▶ [Short problem]: From the records below, give the number of lines that contain the string "chevron", without any other text.

▶ [Records for processing]:
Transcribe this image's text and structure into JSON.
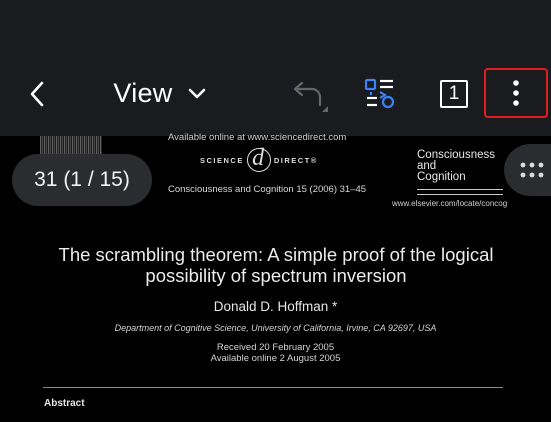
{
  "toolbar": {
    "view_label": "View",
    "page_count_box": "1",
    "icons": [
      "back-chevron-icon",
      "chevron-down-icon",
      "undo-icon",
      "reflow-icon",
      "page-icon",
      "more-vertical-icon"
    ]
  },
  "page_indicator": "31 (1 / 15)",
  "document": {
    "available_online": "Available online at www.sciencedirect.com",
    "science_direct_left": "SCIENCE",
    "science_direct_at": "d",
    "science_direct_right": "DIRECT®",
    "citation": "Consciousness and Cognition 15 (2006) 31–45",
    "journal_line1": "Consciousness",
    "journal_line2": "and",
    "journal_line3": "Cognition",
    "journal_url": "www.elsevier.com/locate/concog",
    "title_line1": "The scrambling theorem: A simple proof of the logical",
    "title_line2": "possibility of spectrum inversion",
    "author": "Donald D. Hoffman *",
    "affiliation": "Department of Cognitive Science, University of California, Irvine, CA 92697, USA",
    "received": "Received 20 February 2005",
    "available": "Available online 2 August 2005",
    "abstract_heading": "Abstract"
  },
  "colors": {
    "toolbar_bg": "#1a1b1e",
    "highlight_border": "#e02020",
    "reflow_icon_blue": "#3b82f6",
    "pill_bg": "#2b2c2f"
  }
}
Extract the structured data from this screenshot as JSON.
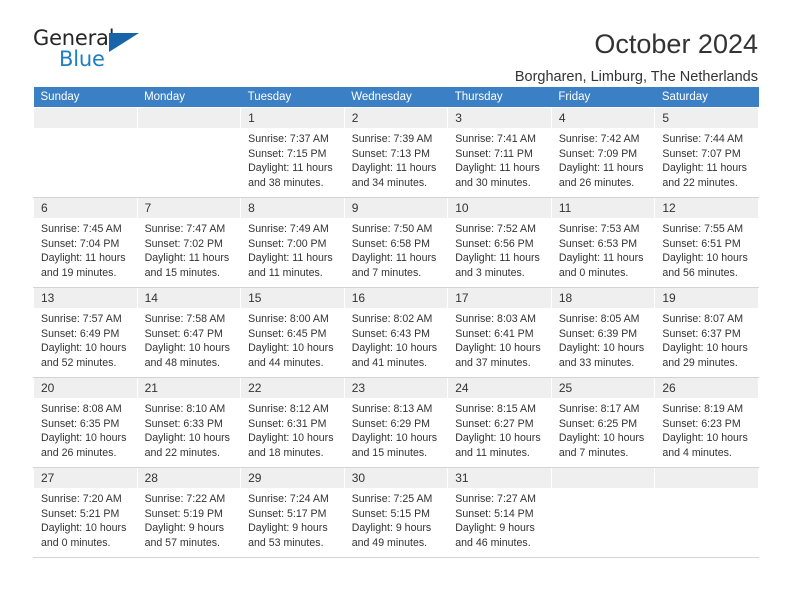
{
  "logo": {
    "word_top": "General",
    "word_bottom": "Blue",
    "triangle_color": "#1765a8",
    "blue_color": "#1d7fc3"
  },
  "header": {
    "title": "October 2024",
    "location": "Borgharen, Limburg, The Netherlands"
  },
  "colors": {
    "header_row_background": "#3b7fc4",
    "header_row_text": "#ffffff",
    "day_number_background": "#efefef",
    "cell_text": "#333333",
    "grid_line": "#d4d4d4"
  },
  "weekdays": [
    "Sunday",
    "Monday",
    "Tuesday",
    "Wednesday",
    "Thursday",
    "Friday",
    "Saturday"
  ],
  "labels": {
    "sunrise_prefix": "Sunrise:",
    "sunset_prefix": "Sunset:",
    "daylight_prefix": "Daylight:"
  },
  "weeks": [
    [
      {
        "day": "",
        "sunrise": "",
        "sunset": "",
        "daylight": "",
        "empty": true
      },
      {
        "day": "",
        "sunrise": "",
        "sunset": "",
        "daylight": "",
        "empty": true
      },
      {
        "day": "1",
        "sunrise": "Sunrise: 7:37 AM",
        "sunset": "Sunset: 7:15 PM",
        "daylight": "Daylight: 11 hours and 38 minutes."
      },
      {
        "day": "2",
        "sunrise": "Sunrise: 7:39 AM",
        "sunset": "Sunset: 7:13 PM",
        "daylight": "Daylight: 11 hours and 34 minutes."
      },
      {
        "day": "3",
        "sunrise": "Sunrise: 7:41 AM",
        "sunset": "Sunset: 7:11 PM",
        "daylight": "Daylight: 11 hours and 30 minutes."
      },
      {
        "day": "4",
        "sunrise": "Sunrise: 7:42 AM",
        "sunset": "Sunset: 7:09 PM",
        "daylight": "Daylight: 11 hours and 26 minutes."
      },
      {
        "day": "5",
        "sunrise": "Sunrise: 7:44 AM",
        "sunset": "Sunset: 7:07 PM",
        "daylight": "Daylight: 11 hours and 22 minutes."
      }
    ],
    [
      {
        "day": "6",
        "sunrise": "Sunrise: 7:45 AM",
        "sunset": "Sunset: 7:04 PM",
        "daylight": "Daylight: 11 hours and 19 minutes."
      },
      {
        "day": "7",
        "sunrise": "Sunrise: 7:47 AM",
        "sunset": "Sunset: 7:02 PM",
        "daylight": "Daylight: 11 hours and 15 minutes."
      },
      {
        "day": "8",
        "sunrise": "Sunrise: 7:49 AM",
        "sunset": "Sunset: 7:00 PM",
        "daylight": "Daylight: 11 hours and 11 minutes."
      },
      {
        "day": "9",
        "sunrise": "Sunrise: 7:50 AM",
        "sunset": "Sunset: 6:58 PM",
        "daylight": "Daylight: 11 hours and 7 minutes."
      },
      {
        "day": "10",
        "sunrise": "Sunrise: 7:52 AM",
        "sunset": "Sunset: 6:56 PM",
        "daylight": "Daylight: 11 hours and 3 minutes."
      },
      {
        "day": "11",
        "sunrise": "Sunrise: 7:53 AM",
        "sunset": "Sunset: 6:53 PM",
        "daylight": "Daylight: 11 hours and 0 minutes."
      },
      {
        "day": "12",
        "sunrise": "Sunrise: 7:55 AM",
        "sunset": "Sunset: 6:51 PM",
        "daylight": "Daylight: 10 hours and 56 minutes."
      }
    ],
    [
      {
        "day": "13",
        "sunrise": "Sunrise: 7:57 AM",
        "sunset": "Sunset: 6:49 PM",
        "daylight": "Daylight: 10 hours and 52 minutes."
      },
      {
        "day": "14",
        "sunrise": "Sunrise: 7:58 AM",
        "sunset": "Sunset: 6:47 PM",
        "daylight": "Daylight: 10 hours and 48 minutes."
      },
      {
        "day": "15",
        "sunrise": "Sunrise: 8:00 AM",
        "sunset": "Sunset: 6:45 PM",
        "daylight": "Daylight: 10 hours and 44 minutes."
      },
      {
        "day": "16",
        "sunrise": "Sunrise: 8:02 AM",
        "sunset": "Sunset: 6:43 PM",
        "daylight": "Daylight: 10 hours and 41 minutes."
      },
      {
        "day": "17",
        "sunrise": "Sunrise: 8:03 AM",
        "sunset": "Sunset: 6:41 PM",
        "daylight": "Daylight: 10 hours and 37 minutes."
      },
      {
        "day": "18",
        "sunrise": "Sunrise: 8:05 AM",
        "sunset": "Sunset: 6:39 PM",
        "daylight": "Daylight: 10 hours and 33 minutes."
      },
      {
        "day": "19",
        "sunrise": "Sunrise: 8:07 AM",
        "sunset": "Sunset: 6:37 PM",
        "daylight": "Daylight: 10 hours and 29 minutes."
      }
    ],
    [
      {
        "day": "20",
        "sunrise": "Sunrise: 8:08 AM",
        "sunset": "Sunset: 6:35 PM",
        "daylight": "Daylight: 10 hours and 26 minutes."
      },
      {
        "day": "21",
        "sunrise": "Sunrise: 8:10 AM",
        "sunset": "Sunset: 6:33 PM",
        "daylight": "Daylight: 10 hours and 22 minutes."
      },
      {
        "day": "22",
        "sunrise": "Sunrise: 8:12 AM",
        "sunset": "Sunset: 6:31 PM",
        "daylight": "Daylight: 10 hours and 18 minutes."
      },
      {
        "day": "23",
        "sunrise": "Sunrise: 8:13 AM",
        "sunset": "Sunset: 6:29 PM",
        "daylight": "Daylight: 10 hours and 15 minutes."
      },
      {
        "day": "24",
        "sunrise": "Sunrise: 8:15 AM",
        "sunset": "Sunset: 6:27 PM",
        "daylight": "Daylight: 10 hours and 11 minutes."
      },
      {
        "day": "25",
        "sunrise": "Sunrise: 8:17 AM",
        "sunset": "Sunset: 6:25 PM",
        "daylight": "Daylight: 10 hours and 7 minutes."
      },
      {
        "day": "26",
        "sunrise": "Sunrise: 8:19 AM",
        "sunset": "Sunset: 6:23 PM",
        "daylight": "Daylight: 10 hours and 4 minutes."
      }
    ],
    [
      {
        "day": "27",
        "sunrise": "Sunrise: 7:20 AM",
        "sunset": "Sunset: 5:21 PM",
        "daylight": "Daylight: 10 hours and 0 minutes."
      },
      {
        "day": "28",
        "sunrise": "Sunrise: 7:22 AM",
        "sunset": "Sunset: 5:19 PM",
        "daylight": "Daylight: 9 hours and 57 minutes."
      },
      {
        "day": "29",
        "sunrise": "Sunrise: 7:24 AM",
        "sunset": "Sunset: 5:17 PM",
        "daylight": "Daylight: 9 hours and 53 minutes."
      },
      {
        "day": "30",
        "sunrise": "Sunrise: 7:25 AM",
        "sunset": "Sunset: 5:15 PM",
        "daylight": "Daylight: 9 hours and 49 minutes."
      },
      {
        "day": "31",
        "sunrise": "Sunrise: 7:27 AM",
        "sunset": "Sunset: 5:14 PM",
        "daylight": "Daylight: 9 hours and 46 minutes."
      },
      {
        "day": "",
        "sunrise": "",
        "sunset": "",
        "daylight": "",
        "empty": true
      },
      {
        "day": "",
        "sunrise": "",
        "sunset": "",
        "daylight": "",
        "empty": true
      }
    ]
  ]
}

==

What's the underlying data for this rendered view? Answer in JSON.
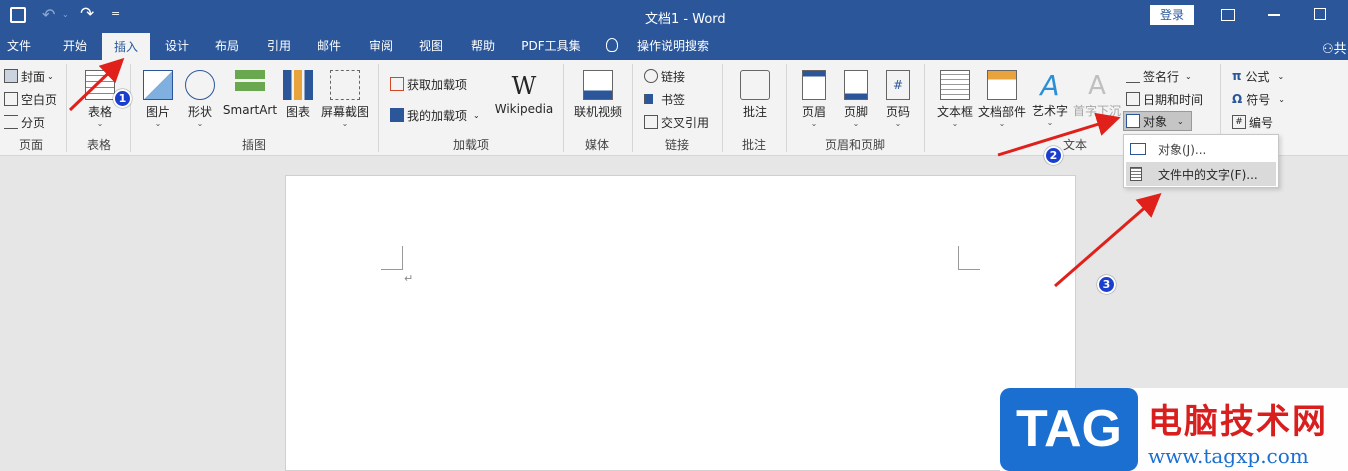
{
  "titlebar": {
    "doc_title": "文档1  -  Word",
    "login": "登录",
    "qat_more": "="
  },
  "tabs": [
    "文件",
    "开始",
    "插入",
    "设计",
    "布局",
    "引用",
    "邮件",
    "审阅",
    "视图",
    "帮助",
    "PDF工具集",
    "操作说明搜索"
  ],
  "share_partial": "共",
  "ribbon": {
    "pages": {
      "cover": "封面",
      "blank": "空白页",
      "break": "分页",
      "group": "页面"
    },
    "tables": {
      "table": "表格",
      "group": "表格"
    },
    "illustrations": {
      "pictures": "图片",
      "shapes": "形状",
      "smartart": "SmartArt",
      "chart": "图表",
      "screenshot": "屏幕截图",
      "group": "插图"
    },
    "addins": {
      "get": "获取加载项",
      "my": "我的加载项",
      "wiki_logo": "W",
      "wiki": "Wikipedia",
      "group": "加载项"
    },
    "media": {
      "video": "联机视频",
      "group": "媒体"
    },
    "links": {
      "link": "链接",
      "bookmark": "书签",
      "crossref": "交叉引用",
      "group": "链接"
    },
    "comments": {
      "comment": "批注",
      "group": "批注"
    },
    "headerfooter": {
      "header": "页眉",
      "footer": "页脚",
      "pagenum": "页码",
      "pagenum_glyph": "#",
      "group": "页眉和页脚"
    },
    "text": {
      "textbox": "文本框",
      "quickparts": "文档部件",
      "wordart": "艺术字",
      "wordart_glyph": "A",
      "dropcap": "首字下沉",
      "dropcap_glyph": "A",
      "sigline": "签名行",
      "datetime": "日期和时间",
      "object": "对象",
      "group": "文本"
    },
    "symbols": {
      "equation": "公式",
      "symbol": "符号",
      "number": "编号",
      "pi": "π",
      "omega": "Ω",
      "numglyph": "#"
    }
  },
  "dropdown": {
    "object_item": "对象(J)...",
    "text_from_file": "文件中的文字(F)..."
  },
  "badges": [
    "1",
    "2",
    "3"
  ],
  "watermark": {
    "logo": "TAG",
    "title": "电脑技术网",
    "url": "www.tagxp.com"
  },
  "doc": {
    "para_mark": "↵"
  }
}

==

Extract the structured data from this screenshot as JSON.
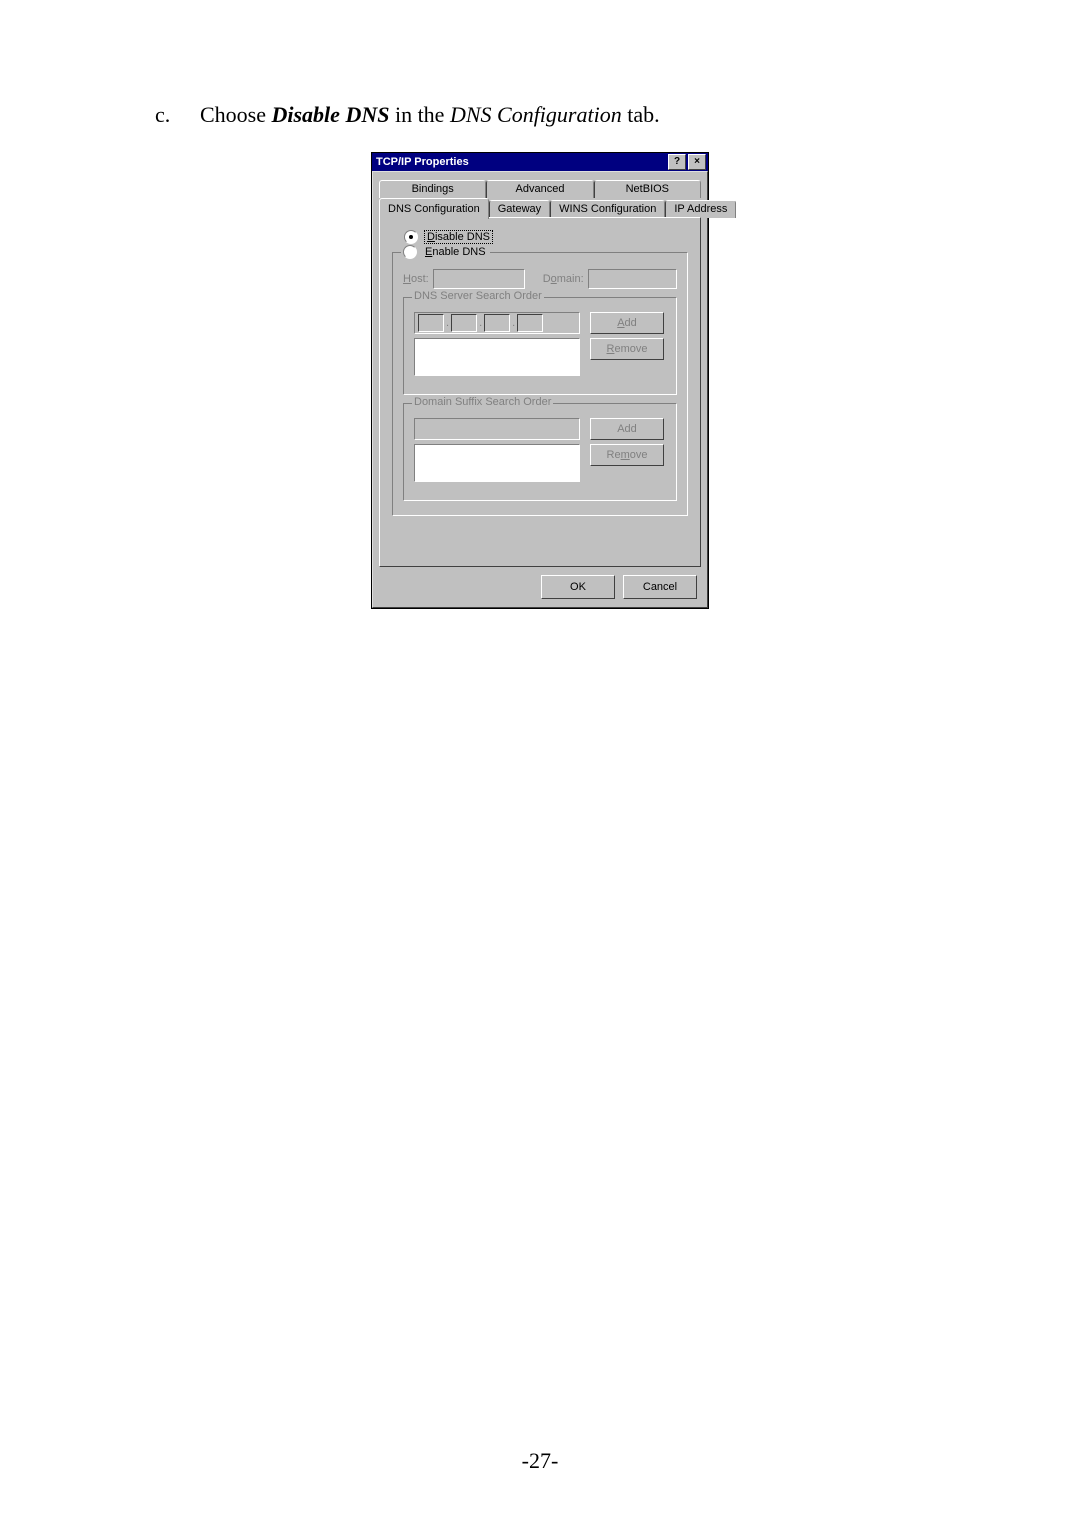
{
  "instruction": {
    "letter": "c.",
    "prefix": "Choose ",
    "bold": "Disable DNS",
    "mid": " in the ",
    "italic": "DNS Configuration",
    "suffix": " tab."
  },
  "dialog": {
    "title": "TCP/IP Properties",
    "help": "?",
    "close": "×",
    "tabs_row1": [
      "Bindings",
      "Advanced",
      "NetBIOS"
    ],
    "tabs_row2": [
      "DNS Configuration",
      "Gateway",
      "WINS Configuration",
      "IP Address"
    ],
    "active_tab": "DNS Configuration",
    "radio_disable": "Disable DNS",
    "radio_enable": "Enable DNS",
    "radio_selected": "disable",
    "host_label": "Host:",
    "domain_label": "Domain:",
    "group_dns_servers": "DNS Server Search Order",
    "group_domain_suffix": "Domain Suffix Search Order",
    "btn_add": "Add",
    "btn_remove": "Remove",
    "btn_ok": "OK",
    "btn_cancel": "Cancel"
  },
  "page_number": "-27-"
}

▶ [Written answer]: 2